Continued volatility in the livestock industry makes it difficult to predict the future, but one thing is certain: Livestock producers are in a tough place at the moment.
Over the past two months, the COVID-19 pandemic has resulted in closures and slowdowns at several packing plants as more and more workers became ill. And even as those plants begin to resume operations, capacity will continue to be limited.
It’s a problem for an industry that relies on marketing consistency, says Lee Schulz, Extension livestock marketing economist at Iowa State University.
He says over the last few weeks, hog slaughter capacity has continued to drop by as much as 40%.
“Going into this, we had a daily slaughter capacity of around 510,000 head per day, and we were operating at capacity,” Schulz says. “If you lose 40%, that’s 200,000 pigs a day, so that’s a million pigs a week over a five-day work week. We are going to back up a lot of pigs.”
He says hog prices have rebounded some recently, but he estimates producers are losing anywhere between $30 to $60 per head. Although prices were decent over the first two months of 2020, Schulz says even with a market rebound, producers are looking at average yearly losses of $20 to $30 per head.
Schulz says despite President Donald Trump’s use of the Defense Production Act to keep plants open, it will be very difficult for packing capacity to return to pre-pandemic levels.
“There are going to be things done to create some physical distancing, which possibly will slow down the chain speed,” Schulz says. “You have a lot of workers who became ill, and labor was an issue before all of this happened. It’s hard to guess how it’s all going to work out.”
The cattle industry is also dealing with packer shutdowns, says Kevin Good, vice president for industry relations and analysis with CattleFax in Centennial, Colorado.
“The packers are going to have to find a bottom as far as daily and weekly kills before we can more accurately gauge this market,” he says. “This is obviously something we’ve never had to deal with before.”
Good says the industry will need to take steps to slow down weight gain.
“We have to slow everything down at the moment,” he says. “That’s not a very palatable message. If the cattle are fat and ready to go, you’re going to have wait your turn to get them out of the feedlot.”
A recent study led by Oklahoma State University ag economist Derrell Peel suggests the U.S. cattle industry will lose $13.6 billion because of the COVID-19 pandemic.

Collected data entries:
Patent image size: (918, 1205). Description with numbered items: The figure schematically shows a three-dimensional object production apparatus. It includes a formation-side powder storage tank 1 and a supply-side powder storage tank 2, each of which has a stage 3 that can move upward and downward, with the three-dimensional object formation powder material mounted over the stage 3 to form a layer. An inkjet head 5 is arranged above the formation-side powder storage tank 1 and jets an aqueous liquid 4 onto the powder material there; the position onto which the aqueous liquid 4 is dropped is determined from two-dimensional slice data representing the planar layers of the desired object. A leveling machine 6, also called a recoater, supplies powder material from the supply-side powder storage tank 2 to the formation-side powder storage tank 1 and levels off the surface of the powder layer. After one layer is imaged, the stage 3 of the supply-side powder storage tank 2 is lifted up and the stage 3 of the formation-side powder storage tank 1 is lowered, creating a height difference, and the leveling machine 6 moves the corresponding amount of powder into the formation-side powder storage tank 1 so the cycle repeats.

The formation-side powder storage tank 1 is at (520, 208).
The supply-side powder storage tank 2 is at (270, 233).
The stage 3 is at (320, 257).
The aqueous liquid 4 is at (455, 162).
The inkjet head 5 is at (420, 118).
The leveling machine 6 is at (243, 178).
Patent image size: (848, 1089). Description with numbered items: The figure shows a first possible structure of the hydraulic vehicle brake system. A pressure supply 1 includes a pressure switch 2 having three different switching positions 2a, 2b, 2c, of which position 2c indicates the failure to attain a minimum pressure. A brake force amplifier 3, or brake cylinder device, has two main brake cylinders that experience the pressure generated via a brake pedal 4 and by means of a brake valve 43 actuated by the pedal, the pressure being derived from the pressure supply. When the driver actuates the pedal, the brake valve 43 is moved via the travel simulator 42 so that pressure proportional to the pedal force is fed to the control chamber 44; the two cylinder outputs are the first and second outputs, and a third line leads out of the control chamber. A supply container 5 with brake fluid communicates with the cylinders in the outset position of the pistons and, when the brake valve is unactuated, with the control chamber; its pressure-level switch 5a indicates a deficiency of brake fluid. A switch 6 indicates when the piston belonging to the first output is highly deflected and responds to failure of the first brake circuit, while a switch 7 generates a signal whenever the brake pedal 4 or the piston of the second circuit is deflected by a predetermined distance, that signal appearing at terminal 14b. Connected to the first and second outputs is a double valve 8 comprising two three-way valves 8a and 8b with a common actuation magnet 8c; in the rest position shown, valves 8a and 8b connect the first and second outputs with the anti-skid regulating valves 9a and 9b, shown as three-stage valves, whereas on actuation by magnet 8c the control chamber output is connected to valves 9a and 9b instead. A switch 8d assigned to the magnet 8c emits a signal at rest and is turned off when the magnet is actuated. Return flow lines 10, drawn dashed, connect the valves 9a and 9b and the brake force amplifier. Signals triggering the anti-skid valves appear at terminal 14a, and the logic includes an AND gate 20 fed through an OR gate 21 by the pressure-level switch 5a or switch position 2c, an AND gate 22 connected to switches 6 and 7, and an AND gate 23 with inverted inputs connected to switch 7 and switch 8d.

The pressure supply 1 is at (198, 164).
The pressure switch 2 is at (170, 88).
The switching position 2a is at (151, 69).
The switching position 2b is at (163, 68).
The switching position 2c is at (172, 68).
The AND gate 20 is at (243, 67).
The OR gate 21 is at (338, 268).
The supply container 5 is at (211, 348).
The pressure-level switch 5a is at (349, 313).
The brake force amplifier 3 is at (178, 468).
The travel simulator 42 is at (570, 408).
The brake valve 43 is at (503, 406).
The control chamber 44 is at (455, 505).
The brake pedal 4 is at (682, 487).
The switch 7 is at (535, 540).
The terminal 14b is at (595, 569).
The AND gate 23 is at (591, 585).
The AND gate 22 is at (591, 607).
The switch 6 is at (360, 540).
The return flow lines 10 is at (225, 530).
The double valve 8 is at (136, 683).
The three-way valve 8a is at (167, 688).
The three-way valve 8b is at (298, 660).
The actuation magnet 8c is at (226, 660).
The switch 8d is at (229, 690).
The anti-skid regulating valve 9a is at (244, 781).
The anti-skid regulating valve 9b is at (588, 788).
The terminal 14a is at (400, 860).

**Problem to solve:**
Quote the livestock market text word for word, starting with "Schulz says despite" and going on through "to pre-pandemic levels.".

**Answer for the task:**
Schulz says despite President Donald Trump’s use of the Defense Production Act to keep plants open, it will be very difficult for packing capacity to return to pre-pandemic levels.